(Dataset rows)
================================
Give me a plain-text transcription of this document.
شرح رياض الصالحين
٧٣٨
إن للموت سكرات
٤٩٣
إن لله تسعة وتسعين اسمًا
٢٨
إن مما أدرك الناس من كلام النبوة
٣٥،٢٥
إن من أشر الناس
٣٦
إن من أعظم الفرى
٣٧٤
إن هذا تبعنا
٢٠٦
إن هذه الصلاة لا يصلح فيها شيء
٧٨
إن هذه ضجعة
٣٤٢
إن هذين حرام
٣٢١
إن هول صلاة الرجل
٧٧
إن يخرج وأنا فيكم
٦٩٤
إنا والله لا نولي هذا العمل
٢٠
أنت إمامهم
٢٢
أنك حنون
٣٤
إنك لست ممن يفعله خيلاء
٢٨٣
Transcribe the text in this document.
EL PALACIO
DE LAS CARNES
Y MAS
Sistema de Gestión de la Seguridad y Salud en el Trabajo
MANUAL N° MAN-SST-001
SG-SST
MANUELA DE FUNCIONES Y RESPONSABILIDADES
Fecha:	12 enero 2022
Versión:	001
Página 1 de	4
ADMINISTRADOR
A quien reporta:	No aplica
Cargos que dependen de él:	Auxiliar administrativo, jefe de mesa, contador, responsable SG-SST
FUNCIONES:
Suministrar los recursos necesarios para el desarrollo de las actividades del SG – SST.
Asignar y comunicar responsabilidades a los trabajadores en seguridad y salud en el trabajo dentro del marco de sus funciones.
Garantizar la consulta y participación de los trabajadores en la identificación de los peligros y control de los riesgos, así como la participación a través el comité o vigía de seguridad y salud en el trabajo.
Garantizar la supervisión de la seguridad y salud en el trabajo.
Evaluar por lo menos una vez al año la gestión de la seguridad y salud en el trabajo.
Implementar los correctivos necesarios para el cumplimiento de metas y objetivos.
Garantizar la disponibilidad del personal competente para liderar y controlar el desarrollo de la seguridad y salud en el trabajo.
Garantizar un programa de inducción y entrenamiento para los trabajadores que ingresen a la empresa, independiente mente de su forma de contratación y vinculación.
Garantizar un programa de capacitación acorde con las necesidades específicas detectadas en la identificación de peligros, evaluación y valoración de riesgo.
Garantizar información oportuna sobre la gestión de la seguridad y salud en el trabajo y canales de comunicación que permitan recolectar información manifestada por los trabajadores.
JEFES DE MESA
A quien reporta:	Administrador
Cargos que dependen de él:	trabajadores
================================
Using the data above, repeat every line exactly.

Give me a plain-text transcription of this document.
شرح رياض الصالحين
٧٣٨
إن للموت سكرات
٤٩٣
إن لله تسعة وتسعين اسمًا
٢٨
إن مما أدرك الناس من كلام النبوة
٣٥،٢٥
إن من أشر الناس
٣٦
إن من أعظم الفرى
٣٧٤
إن هذا تبعنا
٢٠٦
إن هذه الصلاة لا يصلح فيها شيء
٧٨
إن هذه ضجعة
٣٤٢
إن هذين حرام
٣٢١
إن هول صلاة الرجل
٧٧
إن يخرج وأنا فيكم
٦٩٤
إنا والله لا نولي هذا العمل
٢٠
أنت إمامهم
٢٢
أنك حنون
٣٤
إنك لست ممن يفعله خيلاء
٢٨٣
Transcribe the text in this document.
EL PALACIO
DE LAS CARNES
Y MAS
Sistema de Gestión de la Seguridad y Salud en el Trabajo
MANUAL N° MAN-SST-001
SG-SST
MANUELA DE FUNCIONES Y RESPONSABILIDADES
Fecha:	12 enero 2022
Versión:	001
Página 1 de	4
ADMINISTRADOR
A quien reporta:	No aplica
Cargos que dependen de él:	Auxiliar administrativo, jefe de mesa, contador, responsable SG-SST
FUNCIONES:
Suministrar los recursos necesarios para el desarrollo de las actividades del SG – SST.
Asignar y comunicar responsabilidades a los trabajadores en seguridad y salud en el trabajo dentro del marco de sus funciones.
Garantizar la consulta y participación de los trabajadores en la identificación de los peligros y control de los riesgos, así como la participación a través el comité o vigía de seguridad y salud en el trabajo.
Garantizar la supervisión de la seguridad y salud en el trabajo.
Evaluar por lo menos una vez al año la gestión de la seguridad y salud en el trabajo.
Implementar los correctivos necesarios para el cumplimiento de metas y objetivos.
Garantizar la disponibilidad del personal competente para liderar y controlar el desarrollo de la seguridad y salud en el trabajo.
Garantizar un programa de inducción y entrenamiento para los trabajadores que ingresen a la empresa, independiente mente de su forma de contratación y vinculación.
Garantizar un programa de capacitación acorde con las necesidades específicas detectadas en la identificación de peligros, evaluación y valoración de riesgo.
Garantizar información oportuna sobre la gestión de la seguridad y salud en el trabajo y canales de comunicación que permitan recolectar información manifestada por los trabajadores.
JEFES DE MESA
A quien reporta:	Administrador
Cargos que dependen de él:	trabajadores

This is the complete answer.